— WRITTEN EXERCISE —
Scan the lines below for the word "security". Copy each line you find it in.

* Begin THE DATA *

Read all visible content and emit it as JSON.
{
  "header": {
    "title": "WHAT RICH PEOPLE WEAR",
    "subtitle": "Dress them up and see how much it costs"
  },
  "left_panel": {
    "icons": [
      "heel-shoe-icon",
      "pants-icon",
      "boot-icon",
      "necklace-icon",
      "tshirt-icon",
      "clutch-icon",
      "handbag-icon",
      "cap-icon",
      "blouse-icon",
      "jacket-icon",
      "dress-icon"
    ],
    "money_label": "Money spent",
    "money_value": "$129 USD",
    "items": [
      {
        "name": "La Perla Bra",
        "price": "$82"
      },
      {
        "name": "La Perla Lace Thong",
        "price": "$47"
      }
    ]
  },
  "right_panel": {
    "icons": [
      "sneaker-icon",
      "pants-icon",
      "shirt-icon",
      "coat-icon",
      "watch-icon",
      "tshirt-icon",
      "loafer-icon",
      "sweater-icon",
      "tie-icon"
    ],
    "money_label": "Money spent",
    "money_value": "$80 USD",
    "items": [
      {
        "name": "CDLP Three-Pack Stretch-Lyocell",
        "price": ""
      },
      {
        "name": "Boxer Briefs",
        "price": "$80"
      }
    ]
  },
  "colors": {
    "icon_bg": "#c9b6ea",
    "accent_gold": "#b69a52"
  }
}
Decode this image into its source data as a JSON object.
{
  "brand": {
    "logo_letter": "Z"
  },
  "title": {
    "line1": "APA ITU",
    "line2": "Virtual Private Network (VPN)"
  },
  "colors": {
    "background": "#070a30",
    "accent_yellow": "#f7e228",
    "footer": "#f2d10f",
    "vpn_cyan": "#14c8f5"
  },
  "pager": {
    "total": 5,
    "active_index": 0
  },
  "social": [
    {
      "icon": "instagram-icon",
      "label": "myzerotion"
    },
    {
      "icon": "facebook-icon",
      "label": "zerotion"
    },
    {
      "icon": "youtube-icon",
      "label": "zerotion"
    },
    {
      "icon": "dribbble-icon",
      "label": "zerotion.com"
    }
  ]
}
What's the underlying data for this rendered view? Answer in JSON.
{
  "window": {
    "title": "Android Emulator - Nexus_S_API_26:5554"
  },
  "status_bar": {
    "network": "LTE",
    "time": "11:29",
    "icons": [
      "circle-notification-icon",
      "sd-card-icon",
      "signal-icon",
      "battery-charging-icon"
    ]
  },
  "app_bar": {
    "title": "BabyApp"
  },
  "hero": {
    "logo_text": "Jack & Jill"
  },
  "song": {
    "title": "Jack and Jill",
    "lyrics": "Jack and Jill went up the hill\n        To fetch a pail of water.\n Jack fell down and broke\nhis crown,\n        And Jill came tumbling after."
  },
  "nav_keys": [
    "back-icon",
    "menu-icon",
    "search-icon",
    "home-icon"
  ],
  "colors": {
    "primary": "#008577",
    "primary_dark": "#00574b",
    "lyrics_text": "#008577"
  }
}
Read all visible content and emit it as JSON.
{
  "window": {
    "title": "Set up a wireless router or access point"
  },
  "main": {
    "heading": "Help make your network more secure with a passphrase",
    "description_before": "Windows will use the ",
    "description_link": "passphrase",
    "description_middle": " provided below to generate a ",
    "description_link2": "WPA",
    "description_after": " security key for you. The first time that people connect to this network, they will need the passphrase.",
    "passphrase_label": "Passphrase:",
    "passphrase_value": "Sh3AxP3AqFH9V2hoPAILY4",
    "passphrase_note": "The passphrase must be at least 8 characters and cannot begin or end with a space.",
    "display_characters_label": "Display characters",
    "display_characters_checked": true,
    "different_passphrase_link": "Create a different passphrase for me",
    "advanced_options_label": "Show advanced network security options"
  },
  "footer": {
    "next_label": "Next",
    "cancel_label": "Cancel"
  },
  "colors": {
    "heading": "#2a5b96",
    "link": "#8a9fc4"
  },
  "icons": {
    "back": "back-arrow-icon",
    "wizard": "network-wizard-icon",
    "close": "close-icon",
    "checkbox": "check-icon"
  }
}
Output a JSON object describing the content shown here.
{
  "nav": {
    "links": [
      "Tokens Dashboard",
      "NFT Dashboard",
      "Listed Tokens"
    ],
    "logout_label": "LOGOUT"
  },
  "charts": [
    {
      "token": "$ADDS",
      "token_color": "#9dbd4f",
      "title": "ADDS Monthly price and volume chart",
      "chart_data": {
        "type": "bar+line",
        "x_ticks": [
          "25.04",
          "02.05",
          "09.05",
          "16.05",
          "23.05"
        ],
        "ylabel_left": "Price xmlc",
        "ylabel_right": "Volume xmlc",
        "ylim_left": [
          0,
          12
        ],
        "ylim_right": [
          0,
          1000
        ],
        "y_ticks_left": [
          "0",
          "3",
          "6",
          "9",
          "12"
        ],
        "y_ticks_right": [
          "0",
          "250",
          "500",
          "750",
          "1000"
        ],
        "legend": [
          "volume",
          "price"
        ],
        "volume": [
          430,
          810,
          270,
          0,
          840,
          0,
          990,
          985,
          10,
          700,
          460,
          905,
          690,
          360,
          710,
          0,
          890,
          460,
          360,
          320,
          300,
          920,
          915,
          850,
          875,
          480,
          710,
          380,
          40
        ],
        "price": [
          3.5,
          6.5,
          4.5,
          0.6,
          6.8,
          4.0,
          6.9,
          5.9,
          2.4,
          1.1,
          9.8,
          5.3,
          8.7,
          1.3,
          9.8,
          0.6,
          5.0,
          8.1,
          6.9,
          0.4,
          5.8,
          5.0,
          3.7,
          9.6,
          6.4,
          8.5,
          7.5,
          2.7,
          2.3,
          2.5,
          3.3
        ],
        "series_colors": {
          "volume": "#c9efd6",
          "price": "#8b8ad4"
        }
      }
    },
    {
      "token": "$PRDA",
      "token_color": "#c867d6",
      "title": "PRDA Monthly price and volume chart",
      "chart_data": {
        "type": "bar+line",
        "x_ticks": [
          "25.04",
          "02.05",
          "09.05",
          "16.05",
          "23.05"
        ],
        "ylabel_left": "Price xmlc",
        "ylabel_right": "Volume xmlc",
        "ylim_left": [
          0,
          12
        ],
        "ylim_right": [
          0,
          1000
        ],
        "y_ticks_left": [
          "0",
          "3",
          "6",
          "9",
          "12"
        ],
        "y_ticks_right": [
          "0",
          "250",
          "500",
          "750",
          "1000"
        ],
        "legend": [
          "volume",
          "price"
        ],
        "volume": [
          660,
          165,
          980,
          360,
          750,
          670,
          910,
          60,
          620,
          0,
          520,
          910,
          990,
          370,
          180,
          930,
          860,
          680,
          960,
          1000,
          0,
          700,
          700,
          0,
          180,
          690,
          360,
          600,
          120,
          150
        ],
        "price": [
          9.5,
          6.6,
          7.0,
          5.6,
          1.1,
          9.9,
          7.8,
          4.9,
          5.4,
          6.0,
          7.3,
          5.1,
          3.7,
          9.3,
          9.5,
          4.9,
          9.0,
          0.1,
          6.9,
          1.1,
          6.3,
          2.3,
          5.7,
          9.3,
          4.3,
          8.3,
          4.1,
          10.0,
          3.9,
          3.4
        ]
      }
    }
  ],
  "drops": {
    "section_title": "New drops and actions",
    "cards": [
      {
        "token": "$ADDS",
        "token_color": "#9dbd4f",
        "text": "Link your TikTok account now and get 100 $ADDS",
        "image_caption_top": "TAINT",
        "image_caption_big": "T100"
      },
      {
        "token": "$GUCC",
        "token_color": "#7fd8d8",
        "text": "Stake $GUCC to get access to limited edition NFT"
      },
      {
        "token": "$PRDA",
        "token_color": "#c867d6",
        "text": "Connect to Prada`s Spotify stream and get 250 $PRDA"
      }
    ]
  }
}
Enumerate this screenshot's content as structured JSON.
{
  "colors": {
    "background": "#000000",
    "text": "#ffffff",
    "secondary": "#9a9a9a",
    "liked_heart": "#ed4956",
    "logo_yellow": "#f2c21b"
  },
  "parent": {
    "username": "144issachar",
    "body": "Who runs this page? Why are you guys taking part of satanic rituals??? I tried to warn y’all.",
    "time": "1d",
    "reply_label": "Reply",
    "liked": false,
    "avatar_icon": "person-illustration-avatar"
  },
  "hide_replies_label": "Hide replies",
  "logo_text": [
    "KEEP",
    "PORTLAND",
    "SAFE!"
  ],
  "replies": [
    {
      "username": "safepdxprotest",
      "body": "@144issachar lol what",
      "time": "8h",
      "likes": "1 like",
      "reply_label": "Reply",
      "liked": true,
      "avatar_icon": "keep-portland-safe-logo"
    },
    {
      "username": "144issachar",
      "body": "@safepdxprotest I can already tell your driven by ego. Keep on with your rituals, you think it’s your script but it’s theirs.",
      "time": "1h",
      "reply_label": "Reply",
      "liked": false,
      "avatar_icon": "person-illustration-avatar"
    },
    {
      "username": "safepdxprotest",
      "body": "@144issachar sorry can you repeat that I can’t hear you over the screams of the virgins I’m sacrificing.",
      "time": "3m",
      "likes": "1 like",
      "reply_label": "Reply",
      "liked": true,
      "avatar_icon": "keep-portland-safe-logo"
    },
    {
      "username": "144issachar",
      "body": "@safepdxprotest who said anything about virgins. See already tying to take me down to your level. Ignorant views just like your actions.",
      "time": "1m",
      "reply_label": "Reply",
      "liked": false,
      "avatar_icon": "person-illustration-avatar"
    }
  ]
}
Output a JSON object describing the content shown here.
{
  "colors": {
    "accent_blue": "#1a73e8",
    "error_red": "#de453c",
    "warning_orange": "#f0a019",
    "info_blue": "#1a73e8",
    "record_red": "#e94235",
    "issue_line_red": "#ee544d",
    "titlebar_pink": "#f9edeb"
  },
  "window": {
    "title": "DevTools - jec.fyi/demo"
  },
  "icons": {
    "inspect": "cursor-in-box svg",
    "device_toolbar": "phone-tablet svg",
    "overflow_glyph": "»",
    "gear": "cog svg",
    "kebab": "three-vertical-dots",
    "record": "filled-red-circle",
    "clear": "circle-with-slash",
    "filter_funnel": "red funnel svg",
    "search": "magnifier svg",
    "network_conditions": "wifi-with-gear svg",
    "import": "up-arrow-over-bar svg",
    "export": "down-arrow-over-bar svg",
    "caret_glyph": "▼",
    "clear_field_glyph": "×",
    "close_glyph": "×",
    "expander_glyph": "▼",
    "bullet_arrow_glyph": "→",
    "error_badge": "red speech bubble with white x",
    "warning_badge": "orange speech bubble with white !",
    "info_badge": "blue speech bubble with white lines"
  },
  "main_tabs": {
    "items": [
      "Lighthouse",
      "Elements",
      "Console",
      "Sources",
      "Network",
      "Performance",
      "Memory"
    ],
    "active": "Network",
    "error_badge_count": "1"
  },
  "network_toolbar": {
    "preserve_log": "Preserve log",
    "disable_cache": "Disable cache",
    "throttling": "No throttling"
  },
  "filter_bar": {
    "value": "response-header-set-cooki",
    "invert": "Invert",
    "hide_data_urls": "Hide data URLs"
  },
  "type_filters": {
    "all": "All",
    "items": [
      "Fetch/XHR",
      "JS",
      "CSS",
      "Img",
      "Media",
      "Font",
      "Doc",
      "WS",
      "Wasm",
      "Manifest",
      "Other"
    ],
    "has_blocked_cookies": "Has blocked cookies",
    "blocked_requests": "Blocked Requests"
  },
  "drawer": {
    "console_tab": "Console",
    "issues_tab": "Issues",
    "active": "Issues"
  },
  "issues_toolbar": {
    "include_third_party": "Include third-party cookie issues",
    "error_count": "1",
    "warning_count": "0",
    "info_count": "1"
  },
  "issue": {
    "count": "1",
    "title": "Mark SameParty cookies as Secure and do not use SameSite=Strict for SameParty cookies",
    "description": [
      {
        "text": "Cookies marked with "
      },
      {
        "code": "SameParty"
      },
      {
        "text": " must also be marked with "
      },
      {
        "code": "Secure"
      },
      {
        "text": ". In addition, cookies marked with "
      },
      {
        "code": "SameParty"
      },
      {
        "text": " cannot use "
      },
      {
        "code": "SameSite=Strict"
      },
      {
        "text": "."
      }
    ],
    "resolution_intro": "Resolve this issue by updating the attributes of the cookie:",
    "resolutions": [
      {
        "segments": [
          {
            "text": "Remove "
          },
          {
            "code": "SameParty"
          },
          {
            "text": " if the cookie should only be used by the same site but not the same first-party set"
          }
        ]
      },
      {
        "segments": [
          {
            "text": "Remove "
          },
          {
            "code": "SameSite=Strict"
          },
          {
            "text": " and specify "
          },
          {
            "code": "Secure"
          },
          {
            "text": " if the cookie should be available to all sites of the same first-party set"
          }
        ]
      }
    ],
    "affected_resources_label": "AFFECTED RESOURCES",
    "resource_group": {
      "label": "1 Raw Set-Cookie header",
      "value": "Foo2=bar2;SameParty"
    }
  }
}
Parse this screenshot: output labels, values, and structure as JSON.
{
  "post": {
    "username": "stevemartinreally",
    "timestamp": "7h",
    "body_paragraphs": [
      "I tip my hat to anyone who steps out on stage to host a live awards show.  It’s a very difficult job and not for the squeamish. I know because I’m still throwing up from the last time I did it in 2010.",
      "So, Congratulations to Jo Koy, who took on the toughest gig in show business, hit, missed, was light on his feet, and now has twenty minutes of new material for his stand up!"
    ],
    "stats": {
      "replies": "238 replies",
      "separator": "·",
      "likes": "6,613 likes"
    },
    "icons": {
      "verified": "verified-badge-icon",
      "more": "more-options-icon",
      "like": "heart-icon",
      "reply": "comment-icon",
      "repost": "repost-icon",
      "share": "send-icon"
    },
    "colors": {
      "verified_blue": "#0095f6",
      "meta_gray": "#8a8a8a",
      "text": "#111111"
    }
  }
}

* End THE DATA *

— THE RESPONSE —
    "description_after": " security key for you. The first time that people connect to this network, they will need the passphrase.",
    "advanced_options_label": "Show advanced network security options"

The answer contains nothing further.